- Given problem -
Print all entries precisely as they are written.
━━━ Dataset ━━━
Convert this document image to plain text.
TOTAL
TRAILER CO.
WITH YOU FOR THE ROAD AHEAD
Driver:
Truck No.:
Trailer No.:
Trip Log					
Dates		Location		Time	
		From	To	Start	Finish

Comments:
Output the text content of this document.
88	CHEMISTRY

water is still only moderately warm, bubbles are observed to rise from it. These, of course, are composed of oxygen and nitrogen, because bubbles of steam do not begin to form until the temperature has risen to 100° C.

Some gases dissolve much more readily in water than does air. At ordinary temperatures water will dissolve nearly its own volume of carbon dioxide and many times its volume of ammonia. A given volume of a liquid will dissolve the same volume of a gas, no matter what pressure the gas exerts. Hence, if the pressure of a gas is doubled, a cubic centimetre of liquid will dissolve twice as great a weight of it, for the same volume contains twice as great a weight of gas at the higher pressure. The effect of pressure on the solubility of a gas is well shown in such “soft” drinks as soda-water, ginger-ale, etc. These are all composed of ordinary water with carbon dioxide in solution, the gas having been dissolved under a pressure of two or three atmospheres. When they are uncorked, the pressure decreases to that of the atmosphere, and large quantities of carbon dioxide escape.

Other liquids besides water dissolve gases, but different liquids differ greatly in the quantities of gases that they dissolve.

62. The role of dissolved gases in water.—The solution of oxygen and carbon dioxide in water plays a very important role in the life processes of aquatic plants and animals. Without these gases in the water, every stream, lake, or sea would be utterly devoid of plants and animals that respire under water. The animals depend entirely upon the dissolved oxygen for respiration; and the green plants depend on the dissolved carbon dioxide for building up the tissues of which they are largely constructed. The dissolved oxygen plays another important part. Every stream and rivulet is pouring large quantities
━━━
- Completed exercise -
Convert this document image to plain text.
TOTAL
TRAILER CO.
WITH YOU FOR THE ROAD AHEAD
Driver:
Truck No.:
Trailer No.:
Trip Log					
Dates		Location		Time	
		From	To	Start	Finish

Comments:
Output the text content of this document.
88	CHEMISTRY

water is still only moderately warm, bubbles are observed to rise from it. These, of course, are composed of oxygen and nitrogen, because bubbles of steam do not begin to form until the temperature has risen to 100° C.

Some gases dissolve much more readily in water than does air. At ordinary temperatures water will dissolve nearly its own volume of carbon dioxide and many times its volume of ammonia. A given volume of a liquid will dissolve the same volume of a gas, no matter what pressure the gas exerts. Hence, if the pressure of a gas is doubled, a cubic centimetre of liquid will dissolve twice as great a weight of it, for the same volume contains twice as great a weight of gas at the higher pressure. The effect of pressure on the solubility of a gas is well shown in such “soft” drinks as soda-water, ginger-ale, etc. These are all composed of ordinary water with carbon dioxide in solution, the gas having been dissolved under a pressure of two or three atmospheres. When they are uncorked, the pressure decreases to that of the atmosphere, and large quantities of carbon dioxide escape.

Other liquids besides water dissolve gases, but different liquids differ greatly in the quantities of gases that they dissolve.

62. The role of dissolved gases in water.—The solution of oxygen and carbon dioxide in water plays a very important role in the life processes of aquatic plants and animals. Without these gases in the water, every stream, lake, or sea would be utterly devoid of plants and animals that respire under water. The animals depend entirely upon the dissolved oxygen for respiration; and the green plants depend on the dissolved carbon dioxide for building up the tissues of which they are largely constructed. The dissolved oxygen plays another important part. Every stream and rivulet is pouring large quantities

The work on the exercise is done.